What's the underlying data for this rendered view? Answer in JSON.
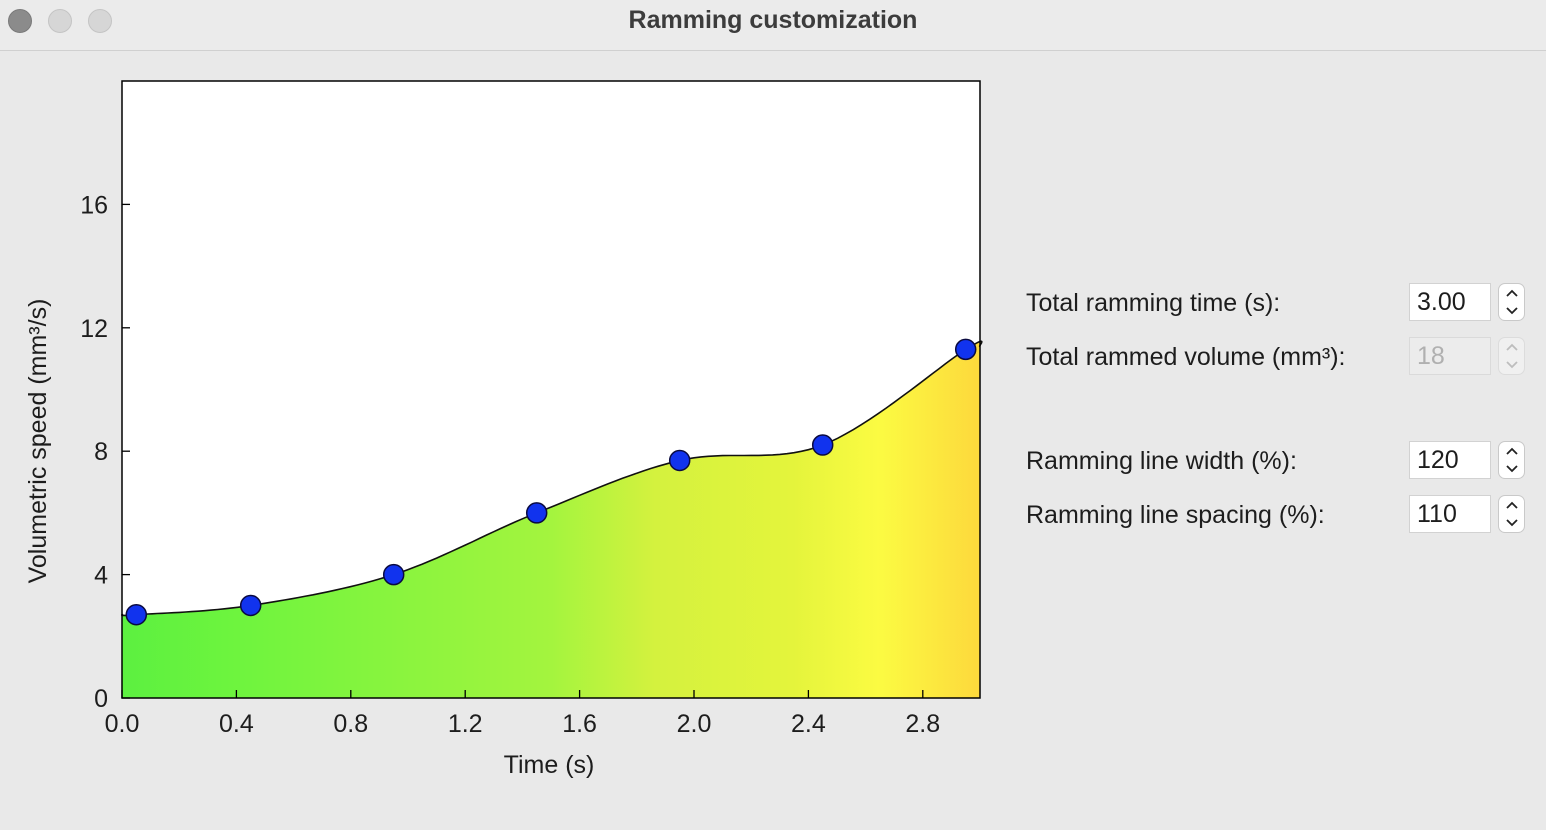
{
  "window": {
    "title": "Ramming customization"
  },
  "chart_data": {
    "type": "area",
    "xlabel": "Time (s)",
    "ylabel": "Volumetric speed (mm³/s)",
    "xlim": [
      0,
      3.0
    ],
    "ylim": [
      0,
      20
    ],
    "x_ticks": [
      "0.0",
      "0.4",
      "0.8",
      "1.2",
      "1.6",
      "2.0",
      "2.4",
      "2.8"
    ],
    "y_ticks": [
      "0",
      "4",
      "8",
      "12",
      "16"
    ],
    "x": [
      0.05,
      0.45,
      0.95,
      1.45,
      1.95,
      2.45,
      2.95
    ],
    "values": [
      2.7,
      3.0,
      4.0,
      6.0,
      7.7,
      8.2,
      11.3
    ],
    "gradient_colors": [
      "#5cf040",
      "#6cf43e",
      "#a4f43e",
      "#d4f23e",
      "#e4f43c",
      "#fbfb42",
      "#fdd83c"
    ]
  },
  "form": {
    "total_time_label": "Total ramming time (s):",
    "total_time_value": "3.00",
    "total_volume_label": "Total rammed volume (mm³):",
    "total_volume_value": "18",
    "line_width_label": "Ramming line width (%):",
    "line_width_value": "120",
    "line_spacing_label": "Ramming line spacing (%):",
    "line_spacing_value": "110"
  }
}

■ ■ ■

Work to complete
Transcribe the listing in full and omit the pictures.

The completed task
What's the underlying data for this rendered view? Answer in JSON.
{
  "window": {
    "title": "Ramming customization"
  },
  "chart_data": {
    "type": "area",
    "xlabel": "Time (s)",
    "ylabel": "Volumetric speed (mm³/s)",
    "xlim": [
      0,
      3.0
    ],
    "ylim": [
      0,
      20
    ],
    "x_ticks": [
      "0.0",
      "0.4",
      "0.8",
      "1.2",
      "1.6",
      "2.0",
      "2.4",
      "2.8"
    ],
    "y_ticks": [
      "0",
      "4",
      "8",
      "12",
      "16"
    ],
    "x": [
      0.05,
      0.45,
      0.95,
      1.45,
      1.95,
      2.45,
      2.95
    ],
    "values": [
      2.7,
      3.0,
      4.0,
      6.0,
      7.7,
      8.2,
      11.3
    ],
    "gradient_colors": [
      "#5cf040",
      "#6cf43e",
      "#a4f43e",
      "#d4f23e",
      "#e4f43c",
      "#fbfb42",
      "#fdd83c"
    ]
  },
  "form": {
    "total_time_label": "Total ramming time (s):",
    "total_time_value": "3.00",
    "total_volume_label": "Total rammed volume (mm³):",
    "total_volume_value": "18",
    "line_width_label": "Ramming line width (%):",
    "line_width_value": "120",
    "line_spacing_label": "Ramming line spacing (%):",
    "line_spacing_value": "110"
  }
}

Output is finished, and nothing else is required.